━━ Given data ━━

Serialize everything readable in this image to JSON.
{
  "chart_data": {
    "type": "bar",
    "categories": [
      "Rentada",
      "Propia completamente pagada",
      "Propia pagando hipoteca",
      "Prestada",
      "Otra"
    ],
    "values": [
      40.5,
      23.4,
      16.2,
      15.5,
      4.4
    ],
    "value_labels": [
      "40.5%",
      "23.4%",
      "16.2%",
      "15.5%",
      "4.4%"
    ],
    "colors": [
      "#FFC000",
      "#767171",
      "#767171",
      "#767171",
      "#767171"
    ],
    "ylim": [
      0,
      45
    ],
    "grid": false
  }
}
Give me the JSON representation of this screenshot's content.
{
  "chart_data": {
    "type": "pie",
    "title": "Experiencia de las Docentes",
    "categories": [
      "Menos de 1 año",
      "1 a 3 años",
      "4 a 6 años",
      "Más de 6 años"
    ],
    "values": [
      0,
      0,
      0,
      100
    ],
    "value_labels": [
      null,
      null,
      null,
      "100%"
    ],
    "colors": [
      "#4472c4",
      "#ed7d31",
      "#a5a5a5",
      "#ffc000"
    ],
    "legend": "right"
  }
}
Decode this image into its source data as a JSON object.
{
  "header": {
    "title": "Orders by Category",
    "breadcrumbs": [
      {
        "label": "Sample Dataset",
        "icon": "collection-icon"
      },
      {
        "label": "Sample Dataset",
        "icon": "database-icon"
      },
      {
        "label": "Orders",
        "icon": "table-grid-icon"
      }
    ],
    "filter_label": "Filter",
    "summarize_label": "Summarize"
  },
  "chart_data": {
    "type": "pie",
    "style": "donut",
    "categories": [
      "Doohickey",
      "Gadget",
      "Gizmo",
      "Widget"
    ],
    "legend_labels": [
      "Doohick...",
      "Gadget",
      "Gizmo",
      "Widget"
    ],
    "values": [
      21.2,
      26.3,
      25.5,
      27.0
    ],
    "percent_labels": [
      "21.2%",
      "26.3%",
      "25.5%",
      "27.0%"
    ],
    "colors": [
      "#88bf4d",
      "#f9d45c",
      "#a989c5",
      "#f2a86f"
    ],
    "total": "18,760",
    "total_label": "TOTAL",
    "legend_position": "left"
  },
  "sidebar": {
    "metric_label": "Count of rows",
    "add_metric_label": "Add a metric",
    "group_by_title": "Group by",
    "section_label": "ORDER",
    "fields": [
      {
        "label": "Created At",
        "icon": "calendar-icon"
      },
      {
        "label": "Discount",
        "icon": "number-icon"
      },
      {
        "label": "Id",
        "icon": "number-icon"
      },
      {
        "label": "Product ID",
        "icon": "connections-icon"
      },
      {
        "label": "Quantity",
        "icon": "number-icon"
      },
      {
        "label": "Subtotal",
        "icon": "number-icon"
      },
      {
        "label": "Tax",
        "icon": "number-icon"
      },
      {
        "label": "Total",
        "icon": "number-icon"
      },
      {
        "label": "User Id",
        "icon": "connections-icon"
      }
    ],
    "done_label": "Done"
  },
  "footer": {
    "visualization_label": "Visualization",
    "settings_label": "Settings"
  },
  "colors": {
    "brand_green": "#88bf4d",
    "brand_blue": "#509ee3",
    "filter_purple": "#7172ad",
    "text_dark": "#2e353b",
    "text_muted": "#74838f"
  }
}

━━━

→ **Required task**
Extract the data in full. Keep it word for word.

→ **Task output**
Serialize everything readable in this image to JSON.
{
  "chart_data": {
    "type": "bar",
    "categories": [
      "Rentada",
      "Propia completamente pagada",
      "Propia pagando hipoteca",
      "Prestada",
      "Otra"
    ],
    "values": [
      40.5,
      23.4,
      16.2,
      15.5,
      4.4
    ],
    "value_labels": [
      "40.5%",
      "23.4%",
      "16.2%",
      "15.5%",
      "4.4%"
    ],
    "colors": [
      "#FFC000",
      "#767171",
      "#767171",
      "#767171",
      "#767171"
    ],
    "ylim": [
      0,
      45
    ],
    "grid": false
  }
}
Give me the JSON representation of this screenshot's content.
{
  "chart_data": {
    "type": "pie",
    "title": "Experiencia de las Docentes",
    "categories": [
      "Menos de 1 año",
      "1 a 3 años",
      "4 a 6 años",
      "Más de 6 años"
    ],
    "values": [
      0,
      0,
      0,
      100
    ],
    "value_labels": [
      null,
      null,
      null,
      "100%"
    ],
    "colors": [
      "#4472c4",
      "#ed7d31",
      "#a5a5a5",
      "#ffc000"
    ],
    "legend": "right"
  }
}
Decode this image into its source data as a JSON object.
{
  "header": {
    "title": "Orders by Category",
    "breadcrumbs": [
      {
        "label": "Sample Dataset",
        "icon": "collection-icon"
      },
      {
        "label": "Sample Dataset",
        "icon": "database-icon"
      },
      {
        "label": "Orders",
        "icon": "table-grid-icon"
      }
    ],
    "filter_label": "Filter",
    "summarize_label": "Summarize"
  },
  "chart_data": {
    "type": "pie",
    "style": "donut",
    "categories": [
      "Doohickey",
      "Gadget",
      "Gizmo",
      "Widget"
    ],
    "legend_labels": [
      "Doohick...",
      "Gadget",
      "Gizmo",
      "Widget"
    ],
    "values": [
      21.2,
      26.3,
      25.5,
      27.0
    ],
    "percent_labels": [
      "21.2%",
      "26.3%",
      "25.5%",
      "27.0%"
    ],
    "colors": [
      "#88bf4d",
      "#f9d45c",
      "#a989c5",
      "#f2a86f"
    ],
    "total": "18,760",
    "total_label": "TOTAL",
    "legend_position": "left"
  },
  "sidebar": {
    "metric_label": "Count of rows",
    "add_metric_label": "Add a metric",
    "group_by_title": "Group by",
    "section_label": "ORDER",
    "fields": [
      {
        "label": "Created At",
        "icon": "calendar-icon"
      },
      {
        "label": "Discount",
        "icon": "number-icon"
      },
      {
        "label": "Id",
        "icon": "number-icon"
      },
      {
        "label": "Product ID",
        "icon": "connections-icon"
      },
      {
        "label": "Quantity",
        "icon": "number-icon"
      },
      {
        "label": "Subtotal",
        "icon": "number-icon"
      },
      {
        "label": "Tax",
        "icon": "number-icon"
      },
      {
        "label": "Total",
        "icon": "number-icon"
      },
      {
        "label": "User Id",
        "icon": "connections-icon"
      }
    ],
    "done_label": "Done"
  },
  "footer": {
    "visualization_label": "Visualization",
    "settings_label": "Settings"
  },
  "colors": {
    "brand_green": "#88bf4d",
    "brand_blue": "#509ee3",
    "filter_purple": "#7172ad",
    "text_dark": "#2e353b",
    "text_muted": "#74838f"
  }
}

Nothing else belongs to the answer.